▶ DIRECTIVE: Copy out every line of this listing, keeping each character unchanged.

Stored data

--------

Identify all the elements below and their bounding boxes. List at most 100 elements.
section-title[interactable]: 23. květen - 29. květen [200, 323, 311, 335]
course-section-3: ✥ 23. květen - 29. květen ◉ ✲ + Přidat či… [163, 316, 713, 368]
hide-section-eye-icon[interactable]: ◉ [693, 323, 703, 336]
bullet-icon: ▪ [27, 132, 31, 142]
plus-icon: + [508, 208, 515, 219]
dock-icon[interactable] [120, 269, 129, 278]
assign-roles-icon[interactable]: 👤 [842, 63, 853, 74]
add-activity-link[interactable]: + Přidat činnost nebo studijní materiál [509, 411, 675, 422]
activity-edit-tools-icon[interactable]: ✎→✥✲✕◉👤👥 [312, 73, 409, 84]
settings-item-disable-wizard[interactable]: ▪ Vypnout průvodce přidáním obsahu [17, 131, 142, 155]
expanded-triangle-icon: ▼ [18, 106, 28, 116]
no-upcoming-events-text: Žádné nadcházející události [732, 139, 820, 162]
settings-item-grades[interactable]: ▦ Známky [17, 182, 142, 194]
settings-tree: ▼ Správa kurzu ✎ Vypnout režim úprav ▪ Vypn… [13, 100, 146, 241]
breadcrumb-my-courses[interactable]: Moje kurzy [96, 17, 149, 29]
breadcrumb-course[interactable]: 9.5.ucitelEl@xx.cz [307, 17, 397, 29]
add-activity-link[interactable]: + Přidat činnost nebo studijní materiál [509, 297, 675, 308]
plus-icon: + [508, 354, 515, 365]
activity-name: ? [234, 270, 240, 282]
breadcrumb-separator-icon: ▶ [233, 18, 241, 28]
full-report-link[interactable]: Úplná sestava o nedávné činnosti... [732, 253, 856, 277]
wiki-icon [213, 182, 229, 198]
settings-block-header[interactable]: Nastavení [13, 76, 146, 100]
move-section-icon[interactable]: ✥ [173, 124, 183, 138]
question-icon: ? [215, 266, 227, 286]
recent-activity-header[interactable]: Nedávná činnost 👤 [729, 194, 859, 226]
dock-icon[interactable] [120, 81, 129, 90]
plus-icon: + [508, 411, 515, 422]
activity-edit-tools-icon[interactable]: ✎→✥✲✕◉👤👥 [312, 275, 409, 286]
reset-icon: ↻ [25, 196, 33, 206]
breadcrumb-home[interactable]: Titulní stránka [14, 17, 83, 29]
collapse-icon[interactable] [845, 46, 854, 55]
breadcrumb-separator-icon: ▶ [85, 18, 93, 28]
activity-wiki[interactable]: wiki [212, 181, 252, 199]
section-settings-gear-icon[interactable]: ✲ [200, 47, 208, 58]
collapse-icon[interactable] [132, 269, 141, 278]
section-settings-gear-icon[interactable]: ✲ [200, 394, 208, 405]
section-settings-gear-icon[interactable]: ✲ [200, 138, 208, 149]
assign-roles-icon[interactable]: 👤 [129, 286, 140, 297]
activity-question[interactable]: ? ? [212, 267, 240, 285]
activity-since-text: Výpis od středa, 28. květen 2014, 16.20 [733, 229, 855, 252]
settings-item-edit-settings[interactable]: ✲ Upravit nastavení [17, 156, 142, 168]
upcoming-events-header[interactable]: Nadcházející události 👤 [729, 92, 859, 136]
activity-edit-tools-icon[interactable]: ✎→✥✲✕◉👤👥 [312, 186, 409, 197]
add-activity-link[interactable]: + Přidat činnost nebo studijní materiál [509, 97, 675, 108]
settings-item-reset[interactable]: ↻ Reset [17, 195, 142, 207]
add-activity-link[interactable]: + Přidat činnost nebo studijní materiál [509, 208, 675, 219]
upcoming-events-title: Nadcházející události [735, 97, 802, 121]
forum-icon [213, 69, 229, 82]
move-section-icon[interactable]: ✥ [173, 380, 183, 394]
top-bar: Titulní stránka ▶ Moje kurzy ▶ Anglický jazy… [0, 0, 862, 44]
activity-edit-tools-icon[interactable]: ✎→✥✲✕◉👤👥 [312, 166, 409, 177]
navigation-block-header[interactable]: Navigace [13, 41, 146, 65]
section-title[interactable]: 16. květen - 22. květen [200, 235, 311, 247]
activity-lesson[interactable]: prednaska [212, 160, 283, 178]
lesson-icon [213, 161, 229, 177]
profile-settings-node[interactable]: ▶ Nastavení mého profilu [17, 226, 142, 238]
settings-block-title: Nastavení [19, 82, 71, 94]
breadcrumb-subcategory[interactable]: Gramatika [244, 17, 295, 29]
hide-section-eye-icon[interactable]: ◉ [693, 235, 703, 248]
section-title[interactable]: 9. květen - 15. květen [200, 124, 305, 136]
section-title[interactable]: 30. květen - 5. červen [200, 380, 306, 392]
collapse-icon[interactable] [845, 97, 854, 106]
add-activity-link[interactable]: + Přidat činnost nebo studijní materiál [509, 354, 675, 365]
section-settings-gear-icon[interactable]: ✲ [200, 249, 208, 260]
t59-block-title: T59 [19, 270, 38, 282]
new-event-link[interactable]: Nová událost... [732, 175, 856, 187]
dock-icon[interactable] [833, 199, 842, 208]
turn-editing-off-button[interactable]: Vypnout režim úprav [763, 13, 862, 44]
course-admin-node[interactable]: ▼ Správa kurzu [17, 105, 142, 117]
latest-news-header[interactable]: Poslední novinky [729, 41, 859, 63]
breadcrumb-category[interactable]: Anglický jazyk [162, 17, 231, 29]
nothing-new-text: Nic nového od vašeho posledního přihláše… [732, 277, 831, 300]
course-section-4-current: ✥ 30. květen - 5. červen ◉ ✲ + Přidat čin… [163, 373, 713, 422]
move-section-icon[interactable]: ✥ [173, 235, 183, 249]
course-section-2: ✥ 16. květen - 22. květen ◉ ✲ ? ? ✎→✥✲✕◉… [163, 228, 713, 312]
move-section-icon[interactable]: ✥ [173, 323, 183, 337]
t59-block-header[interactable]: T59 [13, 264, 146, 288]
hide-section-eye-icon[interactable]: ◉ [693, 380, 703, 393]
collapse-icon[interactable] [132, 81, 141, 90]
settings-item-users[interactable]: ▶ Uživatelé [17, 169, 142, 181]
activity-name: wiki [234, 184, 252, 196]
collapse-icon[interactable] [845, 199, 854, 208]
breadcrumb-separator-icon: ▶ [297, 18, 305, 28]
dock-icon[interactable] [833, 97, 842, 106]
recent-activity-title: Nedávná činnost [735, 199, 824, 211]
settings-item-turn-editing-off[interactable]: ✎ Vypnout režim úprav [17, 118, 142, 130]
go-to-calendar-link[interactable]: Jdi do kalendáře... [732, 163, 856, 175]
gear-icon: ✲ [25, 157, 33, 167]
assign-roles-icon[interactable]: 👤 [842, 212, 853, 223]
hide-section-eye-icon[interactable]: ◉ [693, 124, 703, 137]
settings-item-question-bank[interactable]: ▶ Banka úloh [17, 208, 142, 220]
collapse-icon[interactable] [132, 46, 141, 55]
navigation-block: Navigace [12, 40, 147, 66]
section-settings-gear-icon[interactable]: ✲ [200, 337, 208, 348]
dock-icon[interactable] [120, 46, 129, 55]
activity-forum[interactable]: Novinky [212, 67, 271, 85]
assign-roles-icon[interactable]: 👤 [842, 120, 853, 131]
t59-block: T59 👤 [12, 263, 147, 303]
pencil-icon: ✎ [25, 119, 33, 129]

--------

▶ RESULT OF THIS EXERCISE:
Identify all the elements below and their bounding boxes. List at most 100 elements.
section-title[interactable]: 23. květen - 29. květen [200, 323, 311, 335]
course-section-3: ✥ 23. květen - 29. květen ◉ ✲ + Přidat či… [163, 316, 713, 368]
hide-section-eye-icon[interactable]: ◉ [693, 323, 703, 336]
bullet-icon: ▪ [27, 132, 31, 142]
plus-icon: + [508, 208, 515, 219]
dock-icon[interactable] [120, 269, 129, 278]
assign-roles-icon[interactable]: 👤 [842, 63, 853, 74]
add-activity-link[interactable]: + Přidat činnost nebo studijní materiál [509, 411, 675, 422]
activity-edit-tools-icon[interactable]: ✎→✥✲✕◉👤👥 [312, 73, 409, 84]
settings-item-disable-wizard[interactable]: ▪ Vypnout průvodce přidáním obsahu [17, 131, 142, 155]
expanded-triangle-icon: ▼ [18, 106, 28, 116]
no-upcoming-events-text: Žádné nadcházející události [732, 139, 820, 162]
settings-item-grades[interactable]: ▦ Známky [17, 182, 142, 194]
settings-tree: ▼ Správa kurzu ✎ Vypnout režim úprav ▪ Vypn… [13, 100, 146, 241]
breadcrumb-my-courses[interactable]: Moje kurzy [96, 17, 149, 29]
breadcrumb-course[interactable]: 9.5.ucitelEl@xx.cz [307, 17, 397, 29]
add-activity-link[interactable]: + Přidat činnost nebo studijní materiál [509, 297, 675, 308]
plus-icon: + [508, 354, 515, 365]
activity-name: ? [234, 270, 240, 282]
breadcrumb-separator-icon: ▶ [233, 18, 241, 28]
full-report-link[interactable]: Úplná sestava o nedávné činnosti... [732, 253, 856, 277]
wiki-icon [213, 182, 229, 198]
settings-block-header[interactable]: Nastavení [13, 76, 146, 100]
move-section-icon[interactable]: ✥ [173, 124, 183, 138]
question-icon: ? [215, 266, 227, 286]
recent-activity-header[interactable]: Nedávná činnost 👤 [729, 194, 859, 226]
dock-icon[interactable] [120, 81, 129, 90]
plus-icon: + [508, 411, 515, 422]
activity-edit-tools-icon[interactable]: ✎→✥✲✕◉👤👥 [312, 275, 409, 286]
reset-icon: ↻ [25, 196, 33, 206]
breadcrumb-home[interactable]: Titulní stránka [14, 17, 83, 29]
collapse-icon[interactable] [845, 46, 854, 55]
breadcrumb-separator-icon: ▶ [85, 18, 93, 28]
activity-wiki[interactable]: wiki [212, 181, 252, 199]
section-settings-gear-icon[interactable]: ✲ [200, 47, 208, 58]
collapse-icon[interactable] [132, 269, 141, 278]
section-settings-gear-icon[interactable]: ✲ [200, 394, 208, 405]
section-settings-gear-icon[interactable]: ✲ [200, 138, 208, 149]
assign-roles-icon[interactable]: 👤 [129, 286, 140, 297]
activity-question[interactable]: ? ? [212, 267, 240, 285]
activity-since-text: Výpis od středa, 28. květen 2014, 16.20 [733, 229, 855, 252]
settings-item-edit-settings[interactable]: ✲ Upravit nastavení [17, 156, 142, 168]
upcoming-events-header[interactable]: Nadcházející události 👤 [729, 92, 859, 136]
activity-edit-tools-icon[interactable]: ✎→✥✲✕◉👤👥 [312, 186, 409, 197]
add-activity-link[interactable]: + Přidat činnost nebo studijní materiál [509, 97, 675, 108]
settings-item-reset[interactable]: ↻ Reset [17, 195, 142, 207]
add-activity-link[interactable]: + Přidat činnost nebo studijní materiál [509, 208, 675, 219]
upcoming-events-title: Nadcházející události [735, 97, 802, 121]
forum-icon [213, 69, 229, 82]
move-section-icon[interactable]: ✥ [173, 380, 183, 394]
top-bar: Titulní stránka ▶ Moje kurzy ▶ Anglický jazy… [0, 0, 862, 44]
activity-edit-tools-icon[interactable]: ✎→✥✲✕◉👤👥 [312, 166, 409, 177]
navigation-block-header[interactable]: Navigace [13, 41, 146, 65]
section-title[interactable]: 16. květen - 22. květen [200, 235, 311, 247]
activity-lesson[interactable]: prednaska [212, 160, 283, 178]
lesson-icon [213, 161, 229, 177]
profile-settings-node[interactable]: ▶ Nastavení mého profilu [17, 226, 142, 238]
settings-block-title: Nastavení [19, 82, 71, 94]
breadcrumb-subcategory[interactable]: Gramatika [244, 17, 295, 29]
hide-section-eye-icon[interactable]: ◉ [693, 235, 703, 248]
section-title[interactable]: 9. květen - 15. květen [200, 124, 305, 136]
section-title[interactable]: 30. květen - 5. červen [200, 380, 306, 392]
collapse-icon[interactable] [845, 97, 854, 106]
add-activity-link[interactable]: + Přidat činnost nebo studijní materiál [509, 354, 675, 365]
section-settings-gear-icon[interactable]: ✲ [200, 249, 208, 260]
t59-block-title: T59 [19, 270, 38, 282]
new-event-link[interactable]: Nová událost... [732, 175, 856, 187]
dock-icon[interactable] [833, 199, 842, 208]
turn-editing-off-button[interactable]: Vypnout režim úprav [763, 13, 862, 44]
course-admin-node[interactable]: ▼ Správa kurzu [17, 105, 142, 117]
latest-news-header[interactable]: Poslední novinky [729, 41, 859, 63]
breadcrumb-category[interactable]: Anglický jazyk [162, 17, 231, 29]
nothing-new-text: Nic nového od vašeho posledního přihláše… [732, 277, 831, 300]
course-section-4-current: ✥ 30. květen - 5. červen ◉ ✲ + Přidat čin… [163, 373, 713, 422]
move-section-icon[interactable]: ✥ [173, 235, 183, 249]
course-section-2: ✥ 16. květen - 22. květen ◉ ✲ ? ? ✎→✥✲✕◉… [163, 228, 713, 312]
move-section-icon[interactable]: ✥ [173, 323, 183, 337]
t59-block-header[interactable]: T59 [13, 264, 146, 288]
hide-section-eye-icon[interactable]: ◉ [693, 380, 703, 393]
collapse-icon[interactable] [132, 81, 141, 90]
settings-item-users[interactable]: ▶ Uživatelé [17, 169, 142, 181]
activity-name: wiki [234, 184, 252, 196]
collapse-icon[interactable] [845, 199, 854, 208]
breadcrumb-separator-icon: ▶ [297, 18, 305, 28]
dock-icon[interactable] [833, 97, 842, 106]
recent-activity-title: Nedávná činnost [735, 199, 824, 211]
settings-item-turn-editing-off[interactable]: ✎ Vypnout režim úprav [17, 118, 142, 130]
go-to-calendar-link[interactable]: Jdi do kalendáře... [732, 163, 856, 175]
gear-icon: ✲ [25, 157, 33, 167]
assign-roles-icon[interactable]: 👤 [842, 212, 853, 223]
hide-section-eye-icon[interactable]: ◉ [693, 124, 703, 137]
settings-item-question-bank[interactable]: ▶ Banka úloh [17, 208, 142, 220]
collapse-icon[interactable] [132, 46, 141, 55]
navigation-block: Navigace [12, 40, 147, 66]
section-settings-gear-icon[interactable]: ✲ [200, 337, 208, 348]
dock-icon[interactable] [120, 46, 129, 55]
activity-forum[interactable]: Novinky [212, 67, 271, 85]
assign-roles-icon[interactable]: 👤 [842, 120, 853, 131]
t59-block: T59 👤 [12, 263, 147, 303]
pencil-icon: ✎ [25, 119, 33, 129]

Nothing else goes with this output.